INSTRUCTIONS FOR THE TASK
Give the data again, word for word.

INFORMATION SHOWN
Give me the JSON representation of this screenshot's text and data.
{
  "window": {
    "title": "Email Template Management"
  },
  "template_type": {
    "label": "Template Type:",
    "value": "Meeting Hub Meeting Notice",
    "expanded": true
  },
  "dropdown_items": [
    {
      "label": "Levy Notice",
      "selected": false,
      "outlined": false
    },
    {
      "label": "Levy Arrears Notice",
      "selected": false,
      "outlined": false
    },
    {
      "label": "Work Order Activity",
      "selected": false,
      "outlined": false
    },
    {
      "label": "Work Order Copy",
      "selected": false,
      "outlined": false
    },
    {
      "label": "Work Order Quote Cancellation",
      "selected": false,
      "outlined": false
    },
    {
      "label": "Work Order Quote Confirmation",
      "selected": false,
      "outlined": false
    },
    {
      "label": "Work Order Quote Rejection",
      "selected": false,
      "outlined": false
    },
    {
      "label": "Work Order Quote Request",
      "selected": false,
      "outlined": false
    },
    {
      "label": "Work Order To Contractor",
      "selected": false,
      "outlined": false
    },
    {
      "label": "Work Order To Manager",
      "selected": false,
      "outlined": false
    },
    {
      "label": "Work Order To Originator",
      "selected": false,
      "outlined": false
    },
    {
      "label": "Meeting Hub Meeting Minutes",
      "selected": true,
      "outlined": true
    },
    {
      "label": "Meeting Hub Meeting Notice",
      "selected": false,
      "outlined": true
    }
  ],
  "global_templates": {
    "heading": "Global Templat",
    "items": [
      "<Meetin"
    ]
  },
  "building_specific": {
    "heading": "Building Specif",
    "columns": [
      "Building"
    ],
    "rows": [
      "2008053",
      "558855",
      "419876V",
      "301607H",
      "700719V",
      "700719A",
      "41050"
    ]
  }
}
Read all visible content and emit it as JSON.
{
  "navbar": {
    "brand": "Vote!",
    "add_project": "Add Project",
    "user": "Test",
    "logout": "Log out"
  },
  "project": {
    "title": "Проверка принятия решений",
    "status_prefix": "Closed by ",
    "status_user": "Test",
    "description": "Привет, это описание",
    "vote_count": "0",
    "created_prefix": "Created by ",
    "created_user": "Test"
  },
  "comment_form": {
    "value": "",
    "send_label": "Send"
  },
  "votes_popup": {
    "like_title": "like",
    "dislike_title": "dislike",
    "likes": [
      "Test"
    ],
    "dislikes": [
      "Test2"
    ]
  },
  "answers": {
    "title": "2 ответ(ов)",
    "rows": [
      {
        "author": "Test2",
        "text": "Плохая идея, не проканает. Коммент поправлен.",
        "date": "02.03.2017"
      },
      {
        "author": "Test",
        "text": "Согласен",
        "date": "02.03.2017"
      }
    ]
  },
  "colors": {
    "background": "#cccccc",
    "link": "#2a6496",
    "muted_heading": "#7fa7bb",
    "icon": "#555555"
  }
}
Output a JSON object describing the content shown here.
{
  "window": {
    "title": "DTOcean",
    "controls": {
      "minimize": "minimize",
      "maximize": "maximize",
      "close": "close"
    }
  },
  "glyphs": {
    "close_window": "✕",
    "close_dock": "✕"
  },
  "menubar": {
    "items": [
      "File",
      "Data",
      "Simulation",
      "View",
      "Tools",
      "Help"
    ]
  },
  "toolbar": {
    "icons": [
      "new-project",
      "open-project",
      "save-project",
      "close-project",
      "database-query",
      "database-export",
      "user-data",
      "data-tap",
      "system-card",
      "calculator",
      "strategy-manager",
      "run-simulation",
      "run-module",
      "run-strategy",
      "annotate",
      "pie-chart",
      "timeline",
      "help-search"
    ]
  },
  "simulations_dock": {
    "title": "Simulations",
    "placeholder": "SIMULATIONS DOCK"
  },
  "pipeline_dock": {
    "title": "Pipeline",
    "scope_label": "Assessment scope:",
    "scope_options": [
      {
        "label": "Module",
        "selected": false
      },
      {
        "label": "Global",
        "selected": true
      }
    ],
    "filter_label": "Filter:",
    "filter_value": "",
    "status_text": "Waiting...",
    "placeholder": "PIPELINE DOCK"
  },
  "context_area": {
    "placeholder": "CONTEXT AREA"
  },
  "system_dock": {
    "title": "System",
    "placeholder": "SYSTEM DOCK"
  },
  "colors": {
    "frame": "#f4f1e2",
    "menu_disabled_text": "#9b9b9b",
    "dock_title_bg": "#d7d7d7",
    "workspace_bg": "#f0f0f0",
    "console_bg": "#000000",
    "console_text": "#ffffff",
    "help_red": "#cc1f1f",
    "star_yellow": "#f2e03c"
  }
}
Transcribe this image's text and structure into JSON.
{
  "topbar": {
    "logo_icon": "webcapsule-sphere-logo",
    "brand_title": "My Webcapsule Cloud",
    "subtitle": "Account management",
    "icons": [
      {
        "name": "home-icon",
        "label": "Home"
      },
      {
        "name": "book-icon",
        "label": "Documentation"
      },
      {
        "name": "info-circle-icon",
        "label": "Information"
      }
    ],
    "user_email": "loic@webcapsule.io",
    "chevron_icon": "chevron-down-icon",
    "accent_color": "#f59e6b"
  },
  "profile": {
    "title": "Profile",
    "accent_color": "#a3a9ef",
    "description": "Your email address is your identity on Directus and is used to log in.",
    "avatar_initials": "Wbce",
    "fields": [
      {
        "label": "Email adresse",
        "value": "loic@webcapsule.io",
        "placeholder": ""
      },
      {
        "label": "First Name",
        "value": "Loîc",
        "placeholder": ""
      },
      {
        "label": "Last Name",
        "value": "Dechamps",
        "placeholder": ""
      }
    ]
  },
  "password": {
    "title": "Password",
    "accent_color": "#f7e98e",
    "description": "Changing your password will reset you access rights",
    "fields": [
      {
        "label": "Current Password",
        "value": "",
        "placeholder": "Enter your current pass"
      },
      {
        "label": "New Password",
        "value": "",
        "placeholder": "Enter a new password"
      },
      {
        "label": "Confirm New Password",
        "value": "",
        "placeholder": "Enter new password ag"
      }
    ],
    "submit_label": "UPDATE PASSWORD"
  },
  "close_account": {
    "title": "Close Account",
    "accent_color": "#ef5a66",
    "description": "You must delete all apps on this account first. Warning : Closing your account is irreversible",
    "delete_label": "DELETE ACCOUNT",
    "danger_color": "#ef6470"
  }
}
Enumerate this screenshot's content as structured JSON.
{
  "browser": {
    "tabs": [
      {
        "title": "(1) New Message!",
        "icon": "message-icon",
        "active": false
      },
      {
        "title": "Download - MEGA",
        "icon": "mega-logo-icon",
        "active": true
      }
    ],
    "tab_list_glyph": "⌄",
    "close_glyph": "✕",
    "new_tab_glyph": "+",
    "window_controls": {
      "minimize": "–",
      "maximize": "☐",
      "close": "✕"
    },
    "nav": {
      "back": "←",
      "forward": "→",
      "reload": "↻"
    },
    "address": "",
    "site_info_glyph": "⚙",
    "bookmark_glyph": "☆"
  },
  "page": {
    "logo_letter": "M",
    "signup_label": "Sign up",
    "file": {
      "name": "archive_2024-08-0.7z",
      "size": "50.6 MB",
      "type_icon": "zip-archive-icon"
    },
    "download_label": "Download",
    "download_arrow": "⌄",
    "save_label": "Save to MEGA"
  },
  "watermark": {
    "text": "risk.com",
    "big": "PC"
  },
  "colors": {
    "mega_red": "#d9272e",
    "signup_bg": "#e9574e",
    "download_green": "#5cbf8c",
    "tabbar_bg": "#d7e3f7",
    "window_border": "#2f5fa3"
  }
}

SOLVED PROBLEM
Give me the JSON representation of this screenshot's text and data.
{
  "window": {
    "title": "Email Template Management"
  },
  "template_type": {
    "label": "Template Type:",
    "value": "Meeting Hub Meeting Notice",
    "expanded": true
  },
  "dropdown_items": [
    {
      "label": "Levy Notice",
      "selected": false,
      "outlined": false
    },
    {
      "label": "Levy Arrears Notice",
      "selected": false,
      "outlined": false
    },
    {
      "label": "Work Order Activity",
      "selected": false,
      "outlined": false
    },
    {
      "label": "Work Order Copy",
      "selected": false,
      "outlined": false
    },
    {
      "label": "Work Order Quote Cancellation",
      "selected": false,
      "outlined": false
    },
    {
      "label": "Work Order Quote Confirmation",
      "selected": false,
      "outlined": false
    },
    {
      "label": "Work Order Quote Rejection",
      "selected": false,
      "outlined": false
    },
    {
      "label": "Work Order Quote Request",
      "selected": false,
      "outlined": false
    },
    {
      "label": "Work Order To Contractor",
      "selected": false,
      "outlined": false
    },
    {
      "label": "Work Order To Manager",
      "selected": false,
      "outlined": false
    },
    {
      "label": "Work Order To Originator",
      "selected": false,
      "outlined": false
    },
    {
      "label": "Meeting Hub Meeting Minutes",
      "selected": true,
      "outlined": true
    },
    {
      "label": "Meeting Hub Meeting Notice",
      "selected": false,
      "outlined": true
    }
  ],
  "global_templates": {
    "heading": "Global Templat",
    "items": [
      "<Meetin"
    ]
  },
  "building_specific": {
    "heading": "Building Specif",
    "columns": [
      "Building"
    ],
    "rows": [
      "2008053",
      "558855",
      "419876V",
      "301607H",
      "700719V",
      "700719A",
      "41050"
    ]
  }
}
Read all visible content and emit it as JSON.
{
  "navbar": {
    "brand": "Vote!",
    "add_project": "Add Project",
    "user": "Test",
    "logout": "Log out"
  },
  "project": {
    "title": "Проверка принятия решений",
    "status_prefix": "Closed by ",
    "status_user": "Test",
    "description": "Привет, это описание",
    "vote_count": "0",
    "created_prefix": "Created by ",
    "created_user": "Test"
  },
  "comment_form": {
    "value": "",
    "send_label": "Send"
  },
  "votes_popup": {
    "like_title": "like",
    "dislike_title": "dislike",
    "likes": [
      "Test"
    ],
    "dislikes": [
      "Test2"
    ]
  },
  "answers": {
    "title": "2 ответ(ов)",
    "rows": [
      {
        "author": "Test2",
        "text": "Плохая идея, не проканает. Коммент поправлен.",
        "date": "02.03.2017"
      },
      {
        "author": "Test",
        "text": "Согласен",
        "date": "02.03.2017"
      }
    ]
  },
  "colors": {
    "background": "#cccccc",
    "link": "#2a6496",
    "muted_heading": "#7fa7bb",
    "icon": "#555555"
  }
}
Output a JSON object describing the content shown here.
{
  "window": {
    "title": "DTOcean",
    "controls": {
      "minimize": "minimize",
      "maximize": "maximize",
      "close": "close"
    }
  },
  "glyphs": {
    "close_window": "✕",
    "close_dock": "✕"
  },
  "menubar": {
    "items": [
      "File",
      "Data",
      "Simulation",
      "View",
      "Tools",
      "Help"
    ]
  },
  "toolbar": {
    "icons": [
      "new-project",
      "open-project",
      "save-project",
      "close-project",
      "database-query",
      "database-export",
      "user-data",
      "data-tap",
      "system-card",
      "calculator",
      "strategy-manager",
      "run-simulation",
      "run-module",
      "run-strategy",
      "annotate",
      "pie-chart",
      "timeline",
      "help-search"
    ]
  },
  "simulations_dock": {
    "title": "Simulations",
    "placeholder": "SIMULATIONS DOCK"
  },
  "pipeline_dock": {
    "title": "Pipeline",
    "scope_label": "Assessment scope:",
    "scope_options": [
      {
        "label": "Module",
        "selected": false
      },
      {
        "label": "Global",
        "selected": true
      }
    ],
    "filter_label": "Filter:",
    "filter_value": "",
    "status_text": "Waiting...",
    "placeholder": "PIPELINE DOCK"
  },
  "context_area": {
    "placeholder": "CONTEXT AREA"
  },
  "system_dock": {
    "title": "System",
    "placeholder": "SYSTEM DOCK"
  },
  "colors": {
    "frame": "#f4f1e2",
    "menu_disabled_text": "#9b9b9b",
    "dock_title_bg": "#d7d7d7",
    "workspace_bg": "#f0f0f0",
    "console_bg": "#000000",
    "console_text": "#ffffff",
    "help_red": "#cc1f1f",
    "star_yellow": "#f2e03c"
  }
}
Transcribe this image's text and structure into JSON.
{
  "topbar": {
    "logo_icon": "webcapsule-sphere-logo",
    "brand_title": "My Webcapsule Cloud",
    "subtitle": "Account management",
    "icons": [
      {
        "name": "home-icon",
        "label": "Home"
      },
      {
        "name": "book-icon",
        "label": "Documentation"
      },
      {
        "name": "info-circle-icon",
        "label": "Information"
      }
    ],
    "user_email": "loic@webcapsule.io",
    "chevron_icon": "chevron-down-icon",
    "accent_color": "#f59e6b"
  },
  "profile": {
    "title": "Profile",
    "accent_color": "#a3a9ef",
    "description": "Your email address is your identity on Directus and is used to log in.",
    "avatar_initials": "Wbce",
    "fields": [
      {
        "label": "Email adresse",
        "value": "loic@webcapsule.io",
        "placeholder": ""
      },
      {
        "label": "First Name",
        "value": "Loîc",
        "placeholder": ""
      },
      {
        "label": "Last Name",
        "value": "Dechamps",
        "placeholder": ""
      }
    ]
  },
  "password": {
    "title": "Password",
    "accent_color": "#f7e98e",
    "description": "Changing your password will reset you access rights",
    "fields": [
      {
        "label": "Current Password",
        "value": "",
        "placeholder": "Enter your current pass"
      },
      {
        "label": "New Password",
        "value": "",
        "placeholder": "Enter a new password"
      },
      {
        "label": "Confirm New Password",
        "value": "",
        "placeholder": "Enter new password ag"
      }
    ],
    "submit_label": "UPDATE PASSWORD"
  },
  "close_account": {
    "title": "Close Account",
    "accent_color": "#ef5a66",
    "description": "You must delete all apps on this account first. Warning : Closing your account is irreversible",
    "delete_label": "DELETE ACCOUNT",
    "danger_color": "#ef6470"
  }
}
Enumerate this screenshot's content as structured JSON.
{
  "browser": {
    "tabs": [
      {
        "title": "(1) New Message!",
        "icon": "message-icon",
        "active": false
      },
      {
        "title": "Download - MEGA",
        "icon": "mega-logo-icon",
        "active": true
      }
    ],
    "tab_list_glyph": "⌄",
    "close_glyph": "✕",
    "new_tab_glyph": "+",
    "window_controls": {
      "minimize": "–",
      "maximize": "☐",
      "close": "✕"
    },
    "nav": {
      "back": "←",
      "forward": "→",
      "reload": "↻"
    },
    "address": "",
    "site_info_glyph": "⚙",
    "bookmark_glyph": "☆"
  },
  "page": {
    "logo_letter": "M",
    "signup_label": "Sign up",
    "file": {
      "name": "archive_2024-08-0.7z",
      "size": "50.6 MB",
      "type_icon": "zip-archive-icon"
    },
    "download_label": "Download",
    "download_arrow": "⌄",
    "save_label": "Save to MEGA"
  },
  "watermark": {
    "text": "risk.com",
    "big": "PC"
  },
  "colors": {
    "mega_red": "#d9272e",
    "signup_bg": "#e9574e",
    "download_green": "#5cbf8c",
    "tabbar_bg": "#d7e3f7",
    "window_border": "#2f5fa3"
  }
}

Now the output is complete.